● Your objective
Output word for word the lines from the one with "What data populates" to the final line of the data, both ends included, but skip the pictures.

● Task inputs
:::::
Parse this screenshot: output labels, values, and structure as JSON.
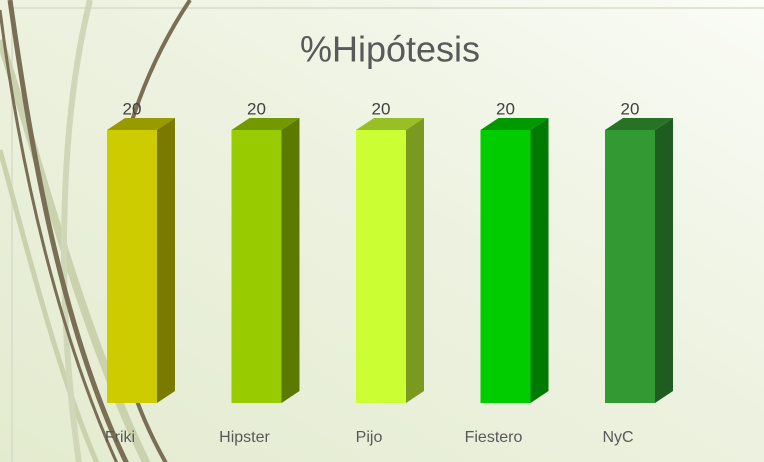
{
  "chart_data": {
    "type": "bar",
    "title": "%Hipótesis",
    "categories": [
      "Friki",
      "Hipster",
      "Pijo",
      "Fiestero",
      "NyC"
    ],
    "values": [
      20,
      20,
      20,
      20,
      20
    ],
    "colors": [
      "#cccc00",
      "#99cc00",
      "#ccff33",
      "#00cc00",
      "#339933"
    ]
  }
}
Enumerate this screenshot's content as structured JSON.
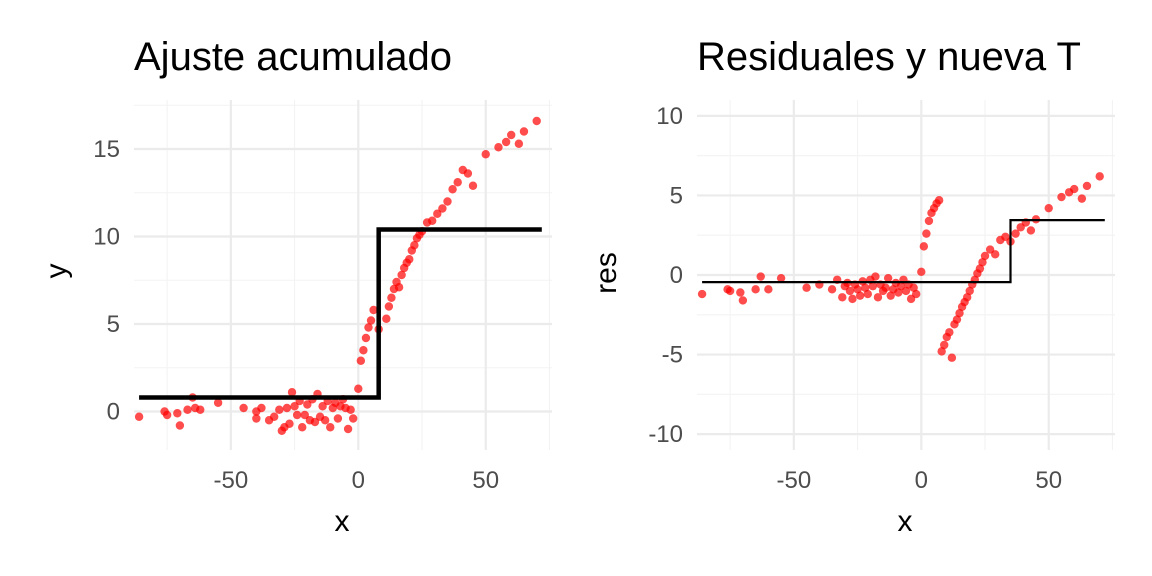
{
  "chart_data": [
    {
      "type": "scatter",
      "title": "Ajuste acumulado",
      "xlabel": "x",
      "ylabel": "y",
      "xlim": [
        -88,
        76
      ],
      "ylim": [
        -2.2,
        17.8
      ],
      "xticks": [
        -50,
        0,
        50
      ],
      "xtick_labels": [
        "-50",
        "0",
        "50"
      ],
      "yticks": [
        0,
        5,
        10,
        15
      ],
      "ytick_labels": [
        "0",
        "5",
        "10",
        "15"
      ],
      "grid": true,
      "legend": "none",
      "point_color": "#ff0000",
      "line_color": "#000000",
      "series": [
        {
          "type": "scatter",
          "x": [
            -86,
            -76,
            -75,
            -71,
            -70,
            -67,
            -65,
            -64,
            -62,
            -55,
            -45,
            -40,
            -40,
            -38,
            -35,
            -33,
            -31,
            -30,
            -29,
            -28,
            -27,
            -26,
            -25,
            -24,
            -23,
            -22,
            -21,
            -20,
            -19,
            -18,
            -17,
            -16,
            -15,
            -14,
            -13,
            -12,
            -11,
            -10,
            -9,
            -8,
            -7,
            -6,
            -5,
            -4,
            -3,
            -2,
            0,
            1,
            2,
            3,
            4,
            5,
            6,
            8,
            11,
            12,
            13,
            14,
            15,
            16,
            17,
            18,
            19,
            20,
            21,
            22,
            23,
            24,
            25,
            27,
            29,
            31,
            33,
            35,
            37,
            39,
            41,
            43,
            45,
            50,
            55,
            58,
            60,
            63,
            65,
            70
          ],
          "y": [
            -0.3,
            0.0,
            -0.2,
            -0.1,
            -0.8,
            0.1,
            0.8,
            0.2,
            0.1,
            0.5,
            0.2,
            0.0,
            -0.4,
            0.2,
            -0.5,
            -0.3,
            0.1,
            -1.1,
            -0.9,
            0.2,
            -0.7,
            1.1,
            0.3,
            -0.2,
            0.6,
            -0.9,
            -0.2,
            0.4,
            -0.5,
            0.7,
            -0.6,
            1.0,
            -0.3,
            0.3,
            -0.5,
            0.6,
            -0.9,
            0.2,
            0.5,
            -0.4,
            0.3,
            0.7,
            0.2,
            -1.0,
            0.1,
            -0.4,
            1.3,
            2.9,
            3.5,
            4.2,
            4.8,
            5.2,
            5.8,
            4.7,
            5.3,
            6.0,
            6.5,
            7.0,
            7.4,
            7.1,
            7.8,
            8.2,
            8.5,
            8.7,
            9.2,
            9.5,
            9.9,
            10.1,
            10.3,
            10.8,
            10.9,
            11.3,
            11.6,
            12.0,
            12.7,
            13.1,
            13.8,
            13.6,
            12.9,
            14.7,
            15.1,
            15.4,
            15.8,
            15.3,
            16.0,
            16.6
          ]
        },
        {
          "type": "step",
          "x": [
            -86,
            8,
            8,
            72
          ],
          "y": [
            0.8,
            0.8,
            10.4,
            10.4
          ]
        }
      ]
    },
    {
      "type": "scatter",
      "title": "Residuales y nueva T",
      "xlabel": "x",
      "ylabel": "res",
      "xlim": [
        -88,
        76
      ],
      "ylim": [
        -11,
        11
      ],
      "xticks": [
        -50,
        0,
        50
      ],
      "xtick_labels": [
        "-50",
        "0",
        "50"
      ],
      "yticks": [
        -10,
        -5,
        0,
        5,
        10
      ],
      "ytick_labels": [
        "-10",
        "-5",
        "0",
        "5",
        "10"
      ],
      "grid": true,
      "legend": "none",
      "point_color": "#ff0000",
      "line_color": "#000000",
      "series": [
        {
          "type": "scatter",
          "x": [
            -86,
            -76,
            -75,
            -71,
            -70,
            -65,
            -63,
            -60,
            -55,
            -45,
            -40,
            -35,
            -33,
            -31,
            -30,
            -29,
            -28,
            -27,
            -26,
            -25,
            -24,
            -23,
            -22,
            -21,
            -20,
            -19,
            -18,
            -17,
            -16,
            -15,
            -14,
            -13,
            -12,
            -11,
            -10,
            -9,
            -8,
            -7,
            -6,
            -5,
            -4,
            -3,
            -2,
            0,
            1,
            2,
            3,
            4,
            5,
            6,
            7,
            8,
            9,
            10,
            11,
            12,
            13,
            14,
            15,
            16,
            17,
            18,
            19,
            20,
            21,
            22,
            23,
            24,
            25,
            27,
            29,
            31,
            33,
            35,
            37,
            39,
            41,
            43,
            45,
            50,
            55,
            58,
            60,
            63,
            65,
            70
          ],
          "y": [
            -1.2,
            -0.9,
            -1.0,
            -1.1,
            -1.6,
            -0.9,
            -0.1,
            -0.9,
            -0.2,
            -0.8,
            -0.6,
            -0.9,
            -0.3,
            -1.4,
            -0.7,
            -0.5,
            -1.0,
            -1.5,
            -0.6,
            -0.9,
            -1.3,
            -0.4,
            -0.8,
            -1.2,
            -0.3,
            -0.7,
            -0.1,
            -1.4,
            -0.6,
            -1.0,
            -0.8,
            -0.2,
            -1.3,
            -0.9,
            -0.5,
            -1.1,
            -0.7,
            -0.3,
            -1.0,
            -0.6,
            -1.5,
            -0.8,
            -1.2,
            0.2,
            1.8,
            2.6,
            3.4,
            3.9,
            4.2,
            4.5,
            4.7,
            -4.8,
            -4.4,
            -3.9,
            -3.6,
            -5.2,
            -3.1,
            -2.8,
            -2.4,
            -2.0,
            -1.7,
            -1.4,
            -1.0,
            -0.6,
            -0.3,
            0.1,
            0.4,
            0.8,
            1.2,
            1.6,
            1.3,
            2.2,
            2.4,
            2.1,
            2.6,
            3.0,
            3.3,
            2.8,
            3.5,
            4.2,
            4.9,
            5.2,
            5.4,
            4.8,
            5.6,
            6.2
          ]
        },
        {
          "type": "step",
          "x": [
            -86,
            35,
            35,
            72
          ],
          "y": [
            -0.45,
            -0.45,
            3.45,
            3.45
          ]
        }
      ]
    }
  ]
}
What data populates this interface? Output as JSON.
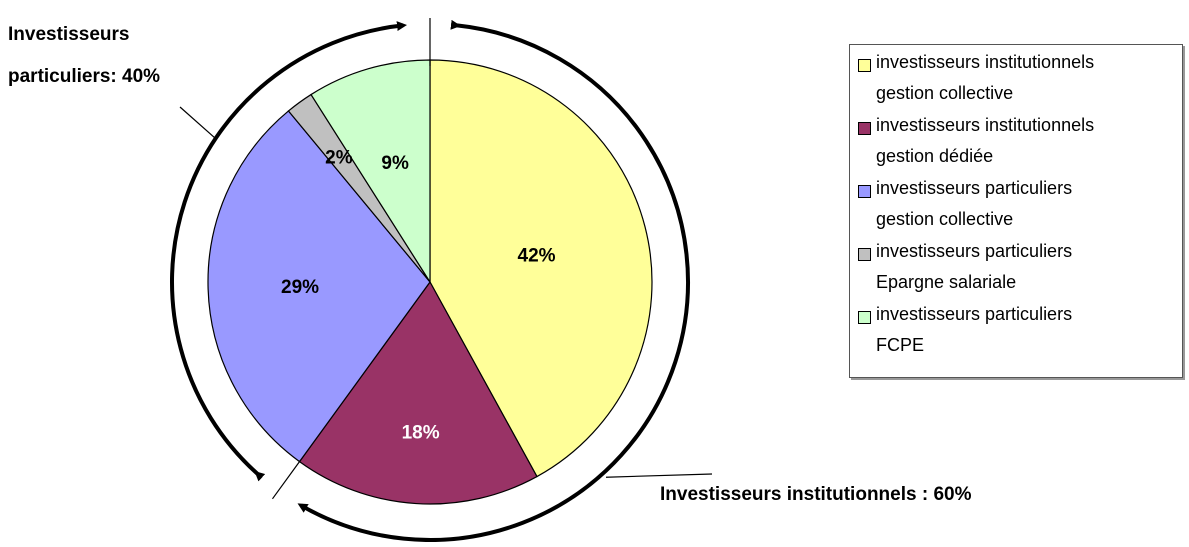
{
  "chart_data": {
    "type": "pie",
    "slices": [
      {
        "name": "investisseurs institutionnels gestion collective",
        "value": 42,
        "label": "42%",
        "color": "#FFFF99",
        "label_color": "#000000"
      },
      {
        "name": "investisseurs institutionnels gestion dédiée",
        "value": 18,
        "label": "18%",
        "color": "#993366",
        "label_color": "#FFFFFF"
      },
      {
        "name": "investisseurs particuliers gestion collective",
        "value": 29,
        "label": "29%",
        "color": "#9999FF",
        "label_color": "#000000"
      },
      {
        "name": "investisseurs particuliers Epargne salariale",
        "value": 2,
        "label": "2%",
        "color": "#C0C0C0",
        "label_color": "#000000"
      },
      {
        "name": "investisseurs particuliers FCPE",
        "value": 9,
        "label": "9%",
        "color": "#CCFFCC",
        "label_color": "#000000"
      }
    ],
    "legend": {
      "placement": "right",
      "entries": [
        {
          "line1": "investisseurs institutionnels",
          "line2": "gestion collective"
        },
        {
          "line1": "investisseurs institutionnels",
          "line2": "gestion dédiée"
        },
        {
          "line1": "investisseurs particuliers",
          "line2": "gestion collective"
        },
        {
          "line1": "investisseurs particuliers",
          "line2": "Epargne salariale"
        },
        {
          "line1": "investisseurs particuliers",
          "line2": "FCPE"
        }
      ]
    },
    "group_annotations": {
      "particuliers": {
        "line1": "Investisseurs",
        "line2": "particuliers: 40%",
        "value": 40
      },
      "institutionnels": {
        "text": "Investisseurs institutionnels : 60%",
        "value": 60
      }
    }
  }
}
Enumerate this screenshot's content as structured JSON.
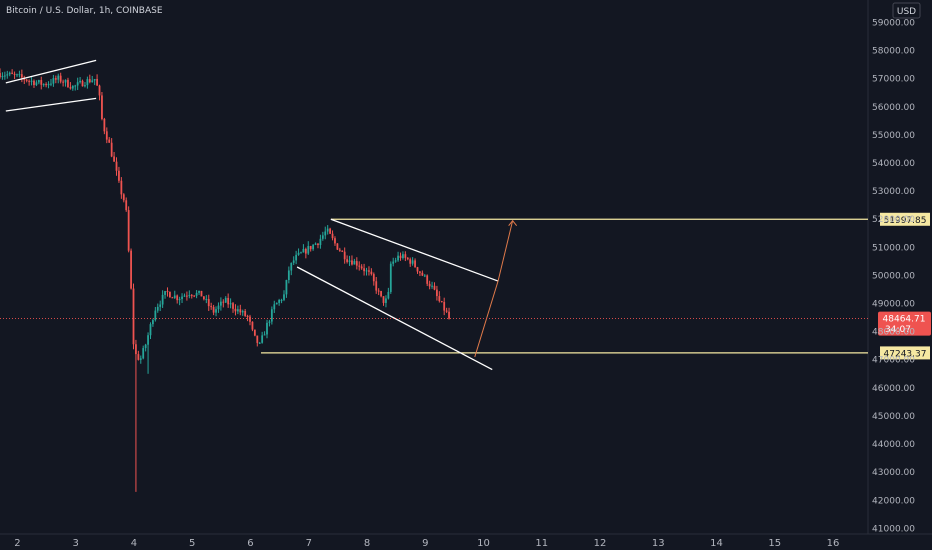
:::::
● Output of the task
What data populates this interface? Output as JSON.
{
  "chart_data": {
    "type": "pie",
    "slices": [
      {
        "name": "investisseurs institutionnels gestion collective",
        "value": 42,
        "label": "42%",
        "color": "#FFFF99",
        "label_color": "#000000"
      },
      {
        "name": "investisseurs institutionnels gestion dédiée",
        "value": 18,
        "label": "18%",
        "color": "#993366",
        "label_color": "#FFFFFF"
      },
      {
        "name": "investisseurs particuliers gestion collective",
        "value": 29,
        "label": "29%",
        "color": "#9999FF",
        "label_color": "#000000"
      },
      {
        "name": "investisseurs particuliers Epargne salariale",
        "value": 2,
        "label": "2%",
        "color": "#C0C0C0",
        "label_color": "#000000"
      },
      {
        "name": "investisseurs particuliers FCPE",
        "value": 9,
        "label": "9%",
        "color": "#CCFFCC",
        "label_color": "#000000"
      }
    ],
    "legend": {
      "placement": "right",
      "entries": [
        {
          "line1": "investisseurs institutionnels",
          "line2": "gestion collective"
        },
        {
          "line1": "investisseurs institutionnels",
          "line2": "gestion dédiée"
        },
        {
          "line1": "investisseurs particuliers",
          "line2": "gestion collective"
        },
        {
          "line1": "investisseurs particuliers",
          "line2": "Epargne salariale"
        },
        {
          "line1": "investisseurs particuliers",
          "line2": "FCPE"
        }
      ]
    },
    "group_annotations": {
      "particuliers": {
        "line1": "Investisseurs",
        "line2": "particuliers: 40%",
        "value": 40
      },
      "institutionnels": {
        "text": "Investisseurs institutionnels : 60%",
        "value": 60
      }
    }
  }
}
Enumerate this screenshot's content as structured JSON.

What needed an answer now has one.